THE TASK. Set down every record once more, exactly as given.

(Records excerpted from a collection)
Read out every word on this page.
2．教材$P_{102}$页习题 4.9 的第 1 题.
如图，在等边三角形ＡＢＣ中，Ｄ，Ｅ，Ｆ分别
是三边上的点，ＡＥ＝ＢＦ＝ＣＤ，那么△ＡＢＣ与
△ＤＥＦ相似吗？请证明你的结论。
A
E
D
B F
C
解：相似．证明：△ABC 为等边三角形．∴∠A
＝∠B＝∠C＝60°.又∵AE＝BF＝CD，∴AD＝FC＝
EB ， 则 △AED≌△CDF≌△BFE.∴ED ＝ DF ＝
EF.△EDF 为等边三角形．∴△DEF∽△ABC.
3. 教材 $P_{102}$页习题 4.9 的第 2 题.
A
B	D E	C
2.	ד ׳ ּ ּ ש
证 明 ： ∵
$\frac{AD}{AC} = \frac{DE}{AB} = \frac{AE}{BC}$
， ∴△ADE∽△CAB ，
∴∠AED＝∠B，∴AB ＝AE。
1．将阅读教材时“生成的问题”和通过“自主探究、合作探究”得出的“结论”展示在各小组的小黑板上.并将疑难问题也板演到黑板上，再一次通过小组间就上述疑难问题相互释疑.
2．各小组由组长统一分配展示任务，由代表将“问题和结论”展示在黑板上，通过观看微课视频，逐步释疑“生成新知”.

ANSWER FOR THE TASK.
Read out every word on this page.
2．教材$P_{102}$页习题 4.9 的第 1 题.
如图，在等边三角形ＡＢＣ中，Ｄ，Ｅ，Ｆ分别
是三边上的点，ＡＥ＝ＢＦ＝ＣＤ，那么△ＡＢＣ与
△ＤＥＦ相似吗？请证明你的结论。
A
E
D
B F
C
解：相似．证明：△ABC 为等边三角形．∴∠A
＝∠B＝∠C＝60°.又∵AE＝BF＝CD，∴AD＝FC＝
EB ， 则 △AED≌△CDF≌△BFE.∴ED ＝ DF ＝
EF.△EDF 为等边三角形．∴△DEF∽△ABC.
3. 教材 $P_{102}$页习题 4.9 的第 2 题.
A
B	D E	C
2.	ד ׳ ּ ּ ש
证 明 ： ∵
$\frac{AD}{AC} = \frac{DE}{AB} = \frac{AE}{BC}$
， ∴△ADE∽△CAB ，
∴∠AED＝∠B，∴AB ＝AE。
1．将阅读教材时“生成的问题”和通过“自主探究、合作探究”得出的“结论”展示在各小组的小黑板上.并将疑难问题也板演到黑板上，再一次通过小组间就上述疑难问题相互释疑.
2．各小组由组长统一分配展示任务，由代表将“问题和结论”展示在黑板上，通过观看微课视频，逐步释疑“生成新知”.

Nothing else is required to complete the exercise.